EXERCISE REQUIREMENTS
Reproduce each line exactly. Skip none.

[Entries with figure data]
***

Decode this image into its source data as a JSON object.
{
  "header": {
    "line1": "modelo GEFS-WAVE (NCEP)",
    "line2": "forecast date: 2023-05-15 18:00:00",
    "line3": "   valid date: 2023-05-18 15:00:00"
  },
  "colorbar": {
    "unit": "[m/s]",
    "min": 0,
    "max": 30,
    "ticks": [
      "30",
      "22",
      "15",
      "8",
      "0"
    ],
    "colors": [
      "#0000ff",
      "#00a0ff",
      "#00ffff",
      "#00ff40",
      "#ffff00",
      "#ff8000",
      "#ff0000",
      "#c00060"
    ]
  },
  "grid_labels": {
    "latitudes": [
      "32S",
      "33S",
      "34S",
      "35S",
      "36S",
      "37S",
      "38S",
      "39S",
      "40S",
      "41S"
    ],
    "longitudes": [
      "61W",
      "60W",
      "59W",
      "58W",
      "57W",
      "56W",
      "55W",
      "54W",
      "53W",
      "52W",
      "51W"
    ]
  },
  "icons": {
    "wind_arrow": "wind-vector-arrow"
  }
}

***

TASK SOLUTION
Decode this image into its source data as a JSON object.
{
  "header": {
    "line1": "modelo GEFS-WAVE (NCEP)",
    "line2": "forecast date: 2023-05-15 18:00:00",
    "line3": "   valid date: 2023-05-18 15:00:00"
  },
  "colorbar": {
    "unit": "[m/s]",
    "min": 0,
    "max": 30,
    "ticks": [
      "30",
      "22",
      "15",
      "8",
      "0"
    ],
    "colors": [
      "#0000ff",
      "#00a0ff",
      "#00ffff",
      "#00ff40",
      "#ffff00",
      "#ff8000",
      "#ff0000",
      "#c00060"
    ]
  },
  "grid_labels": {
    "latitudes": [
      "32S",
      "33S",
      "34S",
      "35S",
      "36S",
      "37S",
      "38S",
      "39S",
      "40S",
      "41S"
    ],
    "longitudes": [
      "61W",
      "60W",
      "59W",
      "58W",
      "57W",
      "56W",
      "55W",
      "54W",
      "53W",
      "52W",
      "51W"
    ]
  },
  "icons": {
    "wind_arrow": "wind-vector-arrow"
  }
}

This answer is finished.